TO BE DONE → Wherever a line holds the word "ylabel", copy that line out.

MATERIAL SHOWN →
(begin)

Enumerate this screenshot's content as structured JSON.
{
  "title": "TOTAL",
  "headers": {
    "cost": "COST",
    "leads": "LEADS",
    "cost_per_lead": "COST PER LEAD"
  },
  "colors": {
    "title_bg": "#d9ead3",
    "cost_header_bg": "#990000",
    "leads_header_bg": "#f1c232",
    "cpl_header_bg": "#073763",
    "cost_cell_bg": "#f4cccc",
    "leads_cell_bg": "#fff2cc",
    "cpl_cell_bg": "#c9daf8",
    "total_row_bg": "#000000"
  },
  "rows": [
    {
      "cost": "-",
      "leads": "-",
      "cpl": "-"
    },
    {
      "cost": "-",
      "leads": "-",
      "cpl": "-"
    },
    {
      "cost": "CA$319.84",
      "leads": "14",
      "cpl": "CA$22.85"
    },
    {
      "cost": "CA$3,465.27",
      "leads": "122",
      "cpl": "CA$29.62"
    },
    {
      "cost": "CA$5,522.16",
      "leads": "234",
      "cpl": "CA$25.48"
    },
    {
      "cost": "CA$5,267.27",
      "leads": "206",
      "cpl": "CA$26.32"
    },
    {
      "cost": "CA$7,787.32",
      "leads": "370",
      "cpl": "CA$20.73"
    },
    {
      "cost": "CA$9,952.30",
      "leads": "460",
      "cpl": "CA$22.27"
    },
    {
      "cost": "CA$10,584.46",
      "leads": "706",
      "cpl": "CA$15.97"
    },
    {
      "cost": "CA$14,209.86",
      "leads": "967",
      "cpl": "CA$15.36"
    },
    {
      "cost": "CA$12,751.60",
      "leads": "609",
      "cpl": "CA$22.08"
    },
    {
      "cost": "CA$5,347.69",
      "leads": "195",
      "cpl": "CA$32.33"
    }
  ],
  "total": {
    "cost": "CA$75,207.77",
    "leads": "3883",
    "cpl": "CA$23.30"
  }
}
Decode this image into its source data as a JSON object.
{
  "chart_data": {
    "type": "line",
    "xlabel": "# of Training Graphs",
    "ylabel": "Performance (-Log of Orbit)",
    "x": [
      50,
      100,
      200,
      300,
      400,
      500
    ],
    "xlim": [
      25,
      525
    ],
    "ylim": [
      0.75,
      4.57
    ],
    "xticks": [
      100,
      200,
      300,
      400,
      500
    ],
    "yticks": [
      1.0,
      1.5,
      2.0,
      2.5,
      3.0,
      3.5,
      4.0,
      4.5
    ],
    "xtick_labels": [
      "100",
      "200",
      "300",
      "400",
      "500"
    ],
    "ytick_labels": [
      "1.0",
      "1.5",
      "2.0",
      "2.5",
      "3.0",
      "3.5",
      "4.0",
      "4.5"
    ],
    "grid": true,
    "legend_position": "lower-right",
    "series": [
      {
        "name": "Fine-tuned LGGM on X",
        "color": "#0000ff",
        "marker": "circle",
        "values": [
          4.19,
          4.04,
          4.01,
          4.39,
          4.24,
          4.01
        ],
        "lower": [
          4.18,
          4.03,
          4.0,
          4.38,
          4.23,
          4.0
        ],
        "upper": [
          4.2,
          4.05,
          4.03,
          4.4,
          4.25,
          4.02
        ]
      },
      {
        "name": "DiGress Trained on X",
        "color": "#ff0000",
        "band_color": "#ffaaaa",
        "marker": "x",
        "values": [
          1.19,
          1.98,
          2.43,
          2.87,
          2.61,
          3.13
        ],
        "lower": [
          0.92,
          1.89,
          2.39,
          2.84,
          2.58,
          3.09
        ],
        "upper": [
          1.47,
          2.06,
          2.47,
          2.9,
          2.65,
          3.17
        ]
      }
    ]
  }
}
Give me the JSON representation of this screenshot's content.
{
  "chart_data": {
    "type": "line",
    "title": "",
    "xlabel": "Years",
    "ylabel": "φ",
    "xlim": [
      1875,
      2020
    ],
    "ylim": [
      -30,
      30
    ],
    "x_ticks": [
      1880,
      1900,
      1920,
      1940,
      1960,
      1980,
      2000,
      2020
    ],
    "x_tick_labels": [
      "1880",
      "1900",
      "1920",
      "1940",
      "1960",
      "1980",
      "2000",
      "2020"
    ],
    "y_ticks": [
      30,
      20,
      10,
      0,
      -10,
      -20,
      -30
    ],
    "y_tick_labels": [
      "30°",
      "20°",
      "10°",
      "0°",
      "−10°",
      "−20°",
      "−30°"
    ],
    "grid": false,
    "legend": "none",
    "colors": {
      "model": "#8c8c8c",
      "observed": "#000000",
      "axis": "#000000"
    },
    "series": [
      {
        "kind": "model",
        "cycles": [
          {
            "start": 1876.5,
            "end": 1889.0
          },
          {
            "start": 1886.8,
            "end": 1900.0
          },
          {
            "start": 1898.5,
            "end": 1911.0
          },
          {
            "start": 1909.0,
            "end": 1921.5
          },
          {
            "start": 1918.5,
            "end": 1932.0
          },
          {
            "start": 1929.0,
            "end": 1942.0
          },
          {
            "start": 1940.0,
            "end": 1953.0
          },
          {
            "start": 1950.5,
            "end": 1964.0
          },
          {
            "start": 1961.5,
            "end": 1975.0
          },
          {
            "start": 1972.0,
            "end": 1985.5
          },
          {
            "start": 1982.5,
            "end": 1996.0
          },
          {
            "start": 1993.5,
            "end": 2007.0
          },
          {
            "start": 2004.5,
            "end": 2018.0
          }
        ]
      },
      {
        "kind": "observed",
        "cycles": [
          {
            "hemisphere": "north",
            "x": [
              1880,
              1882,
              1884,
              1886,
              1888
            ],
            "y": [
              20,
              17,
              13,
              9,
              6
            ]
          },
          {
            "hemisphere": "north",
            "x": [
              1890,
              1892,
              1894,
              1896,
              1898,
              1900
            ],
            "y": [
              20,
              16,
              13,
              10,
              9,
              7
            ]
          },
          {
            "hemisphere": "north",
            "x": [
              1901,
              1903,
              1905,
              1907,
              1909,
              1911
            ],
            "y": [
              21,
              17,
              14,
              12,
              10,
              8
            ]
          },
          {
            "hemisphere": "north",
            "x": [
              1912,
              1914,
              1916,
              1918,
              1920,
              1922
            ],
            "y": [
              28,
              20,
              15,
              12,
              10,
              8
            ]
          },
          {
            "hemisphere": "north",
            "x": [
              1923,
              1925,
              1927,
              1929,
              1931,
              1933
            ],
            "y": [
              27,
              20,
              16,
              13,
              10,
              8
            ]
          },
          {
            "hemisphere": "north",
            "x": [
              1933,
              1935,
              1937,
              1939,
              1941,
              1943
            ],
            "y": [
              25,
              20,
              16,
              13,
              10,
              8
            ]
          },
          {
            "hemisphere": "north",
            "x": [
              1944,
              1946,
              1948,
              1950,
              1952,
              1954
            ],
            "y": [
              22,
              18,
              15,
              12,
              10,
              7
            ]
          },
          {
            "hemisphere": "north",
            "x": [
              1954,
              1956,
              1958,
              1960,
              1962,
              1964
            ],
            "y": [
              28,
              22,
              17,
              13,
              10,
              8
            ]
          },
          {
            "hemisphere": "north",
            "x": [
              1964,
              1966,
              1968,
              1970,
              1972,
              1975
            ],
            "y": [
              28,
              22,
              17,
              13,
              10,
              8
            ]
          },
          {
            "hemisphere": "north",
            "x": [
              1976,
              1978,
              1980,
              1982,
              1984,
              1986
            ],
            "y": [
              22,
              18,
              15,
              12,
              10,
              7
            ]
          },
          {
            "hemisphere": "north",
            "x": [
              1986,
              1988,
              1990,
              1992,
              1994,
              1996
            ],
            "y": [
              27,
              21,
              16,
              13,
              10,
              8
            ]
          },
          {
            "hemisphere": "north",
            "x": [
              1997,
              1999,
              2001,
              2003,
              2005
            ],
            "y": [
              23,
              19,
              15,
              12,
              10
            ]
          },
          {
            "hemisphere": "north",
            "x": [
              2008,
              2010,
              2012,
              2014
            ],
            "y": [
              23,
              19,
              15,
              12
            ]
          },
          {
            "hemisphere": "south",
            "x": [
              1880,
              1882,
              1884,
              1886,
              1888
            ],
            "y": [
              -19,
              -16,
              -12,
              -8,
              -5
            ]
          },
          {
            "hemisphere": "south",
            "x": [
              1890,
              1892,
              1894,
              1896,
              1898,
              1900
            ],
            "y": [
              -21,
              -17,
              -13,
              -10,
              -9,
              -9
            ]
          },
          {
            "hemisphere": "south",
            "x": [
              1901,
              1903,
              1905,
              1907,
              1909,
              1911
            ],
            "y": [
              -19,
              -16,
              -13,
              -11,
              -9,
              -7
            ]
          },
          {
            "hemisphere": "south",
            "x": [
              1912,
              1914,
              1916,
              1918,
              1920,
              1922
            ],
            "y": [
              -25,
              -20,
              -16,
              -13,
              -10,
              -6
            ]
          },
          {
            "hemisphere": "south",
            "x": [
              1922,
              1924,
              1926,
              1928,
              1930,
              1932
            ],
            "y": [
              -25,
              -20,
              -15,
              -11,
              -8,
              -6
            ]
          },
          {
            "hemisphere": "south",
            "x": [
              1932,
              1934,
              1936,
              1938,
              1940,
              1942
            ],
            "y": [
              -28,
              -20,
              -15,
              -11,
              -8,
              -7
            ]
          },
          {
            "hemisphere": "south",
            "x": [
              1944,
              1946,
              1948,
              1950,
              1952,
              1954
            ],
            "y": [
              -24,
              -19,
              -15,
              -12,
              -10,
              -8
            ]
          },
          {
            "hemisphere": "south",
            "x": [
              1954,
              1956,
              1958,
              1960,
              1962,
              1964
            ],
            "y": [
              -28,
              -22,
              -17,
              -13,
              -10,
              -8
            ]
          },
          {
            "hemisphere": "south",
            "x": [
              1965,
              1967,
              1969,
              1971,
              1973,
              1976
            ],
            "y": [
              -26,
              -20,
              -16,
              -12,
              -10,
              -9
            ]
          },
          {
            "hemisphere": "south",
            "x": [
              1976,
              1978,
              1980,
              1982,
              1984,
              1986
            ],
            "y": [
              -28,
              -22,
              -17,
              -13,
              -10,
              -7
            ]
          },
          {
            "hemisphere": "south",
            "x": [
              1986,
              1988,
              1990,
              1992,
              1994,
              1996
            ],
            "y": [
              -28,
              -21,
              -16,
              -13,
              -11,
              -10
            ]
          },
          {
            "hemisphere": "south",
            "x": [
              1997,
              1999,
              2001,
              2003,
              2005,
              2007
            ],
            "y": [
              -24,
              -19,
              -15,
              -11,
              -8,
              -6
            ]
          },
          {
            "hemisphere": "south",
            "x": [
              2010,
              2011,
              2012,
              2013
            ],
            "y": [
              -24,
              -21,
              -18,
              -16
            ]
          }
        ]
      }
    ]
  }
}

(end)

EXERCISE RESULT →
    "ylabel": "Performance (-Log of Orbit)",
    "ylabel": "φ",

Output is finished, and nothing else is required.